__Task details__
Wherever "name" appears in a line, list that line.
** start Dataset **
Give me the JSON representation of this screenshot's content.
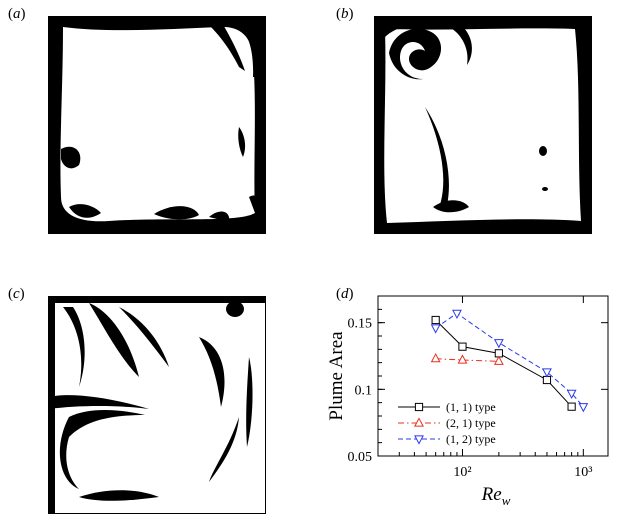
{
  "panels": [
    {
      "label_open": "(",
      "letter": "a",
      "label_close": ")"
    },
    {
      "label_open": "(",
      "letter": "b",
      "label_close": ")"
    },
    {
      "label_open": "(",
      "letter": "c",
      "label_close": ")"
    },
    {
      "label_open": "(",
      "letter": "d",
      "label_close": ")"
    }
  ],
  "chart_data": {
    "type": "line",
    "xscale": "log",
    "xlim": [
      20,
      1600
    ],
    "ylim": [
      0.05,
      0.17
    ],
    "xticks": [
      100,
      1000
    ],
    "xtick_labels": [
      "10²",
      "10³"
    ],
    "yticks": [
      0.05,
      0.1,
      0.15
    ],
    "ytick_labels": [
      "0.05",
      "0.1",
      "0.15"
    ],
    "xlabel": "Re",
    "xlabel_sub": "w",
    "ylabel": "Plume Area",
    "legend_position": "lower-left",
    "series": [
      {
        "name": "(1, 1) type",
        "color": "#000000",
        "dash": "",
        "marker": "square",
        "x": [
          60,
          100,
          200,
          500,
          800
        ],
        "y": [
          0.152,
          0.132,
          0.127,
          0.107,
          0.087
        ]
      },
      {
        "name": "(2, 1) type",
        "color": "#e8301e",
        "dash": "6 3 1.5 3",
        "marker": "triangle-up",
        "x": [
          60,
          100,
          200
        ],
        "y": [
          0.123,
          0.122,
          0.121
        ]
      },
      {
        "name": "(1, 2) type",
        "color": "#2a3be8",
        "dash": "5 3",
        "marker": "triangle-down",
        "x": [
          60,
          90,
          200,
          500,
          800,
          1000
        ],
        "y": [
          0.146,
          0.157,
          0.135,
          0.113,
          0.097,
          0.087
        ]
      }
    ]
  }
}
** end Dataset **
__Reply__
        "name": "(1, 1) type",
        "name": "(2, 1) type",
        "name": "(1, 2) type",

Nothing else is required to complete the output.